▶ **What you need to do**
What follows is a set of records; restate each one word for word and drop the pictures.

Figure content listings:
════════
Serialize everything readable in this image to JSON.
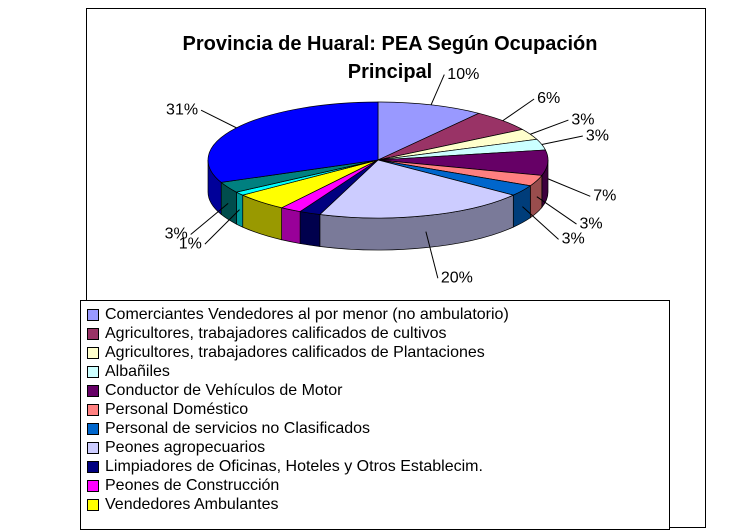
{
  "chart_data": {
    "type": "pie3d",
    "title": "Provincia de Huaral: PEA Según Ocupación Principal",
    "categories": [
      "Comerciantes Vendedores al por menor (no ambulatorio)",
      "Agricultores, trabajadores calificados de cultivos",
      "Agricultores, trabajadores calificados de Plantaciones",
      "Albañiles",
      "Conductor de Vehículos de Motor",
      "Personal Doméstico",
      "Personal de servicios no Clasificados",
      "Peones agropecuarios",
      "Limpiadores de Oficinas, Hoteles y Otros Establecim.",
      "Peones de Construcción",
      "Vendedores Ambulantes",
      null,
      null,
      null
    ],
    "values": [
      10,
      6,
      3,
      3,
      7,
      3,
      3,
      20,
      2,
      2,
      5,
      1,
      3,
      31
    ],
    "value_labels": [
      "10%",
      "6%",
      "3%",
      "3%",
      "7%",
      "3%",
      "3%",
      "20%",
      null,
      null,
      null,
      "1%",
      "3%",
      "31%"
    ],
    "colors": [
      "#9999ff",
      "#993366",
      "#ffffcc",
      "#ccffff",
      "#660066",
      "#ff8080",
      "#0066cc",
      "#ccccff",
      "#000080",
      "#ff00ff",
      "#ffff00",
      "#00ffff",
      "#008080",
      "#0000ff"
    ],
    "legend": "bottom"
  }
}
════════
▶ **Reply to the task**
Serialize everything readable in this image to JSON.
{
  "chart_data": {
    "type": "pie3d",
    "title": "Provincia de Huaral: PEA Según Ocupación Principal",
    "categories": [
      "Comerciantes Vendedores al por menor (no ambulatorio)",
      "Agricultores, trabajadores calificados de cultivos",
      "Agricultores, trabajadores calificados de Plantaciones",
      "Albañiles",
      "Conductor de Vehículos de Motor",
      "Personal Doméstico",
      "Personal de servicios no Clasificados",
      "Peones agropecuarios",
      "Limpiadores de Oficinas, Hoteles y Otros Establecim.",
      "Peones de Construcción",
      "Vendedores Ambulantes",
      null,
      null,
      null
    ],
    "values": [
      10,
      6,
      3,
      3,
      7,
      3,
      3,
      20,
      2,
      2,
      5,
      1,
      3,
      31
    ],
    "value_labels": [
      "10%",
      "6%",
      "3%",
      "3%",
      "7%",
      "3%",
      "3%",
      "20%",
      null,
      null,
      null,
      "1%",
      "3%",
      "31%"
    ],
    "colors": [
      "#9999ff",
      "#993366",
      "#ffffcc",
      "#ccffff",
      "#660066",
      "#ff8080",
      "#0066cc",
      "#ccccff",
      "#000080",
      "#ff00ff",
      "#ffff00",
      "#00ffff",
      "#008080",
      "#0000ff"
    ],
    "legend": "bottom"
  }
}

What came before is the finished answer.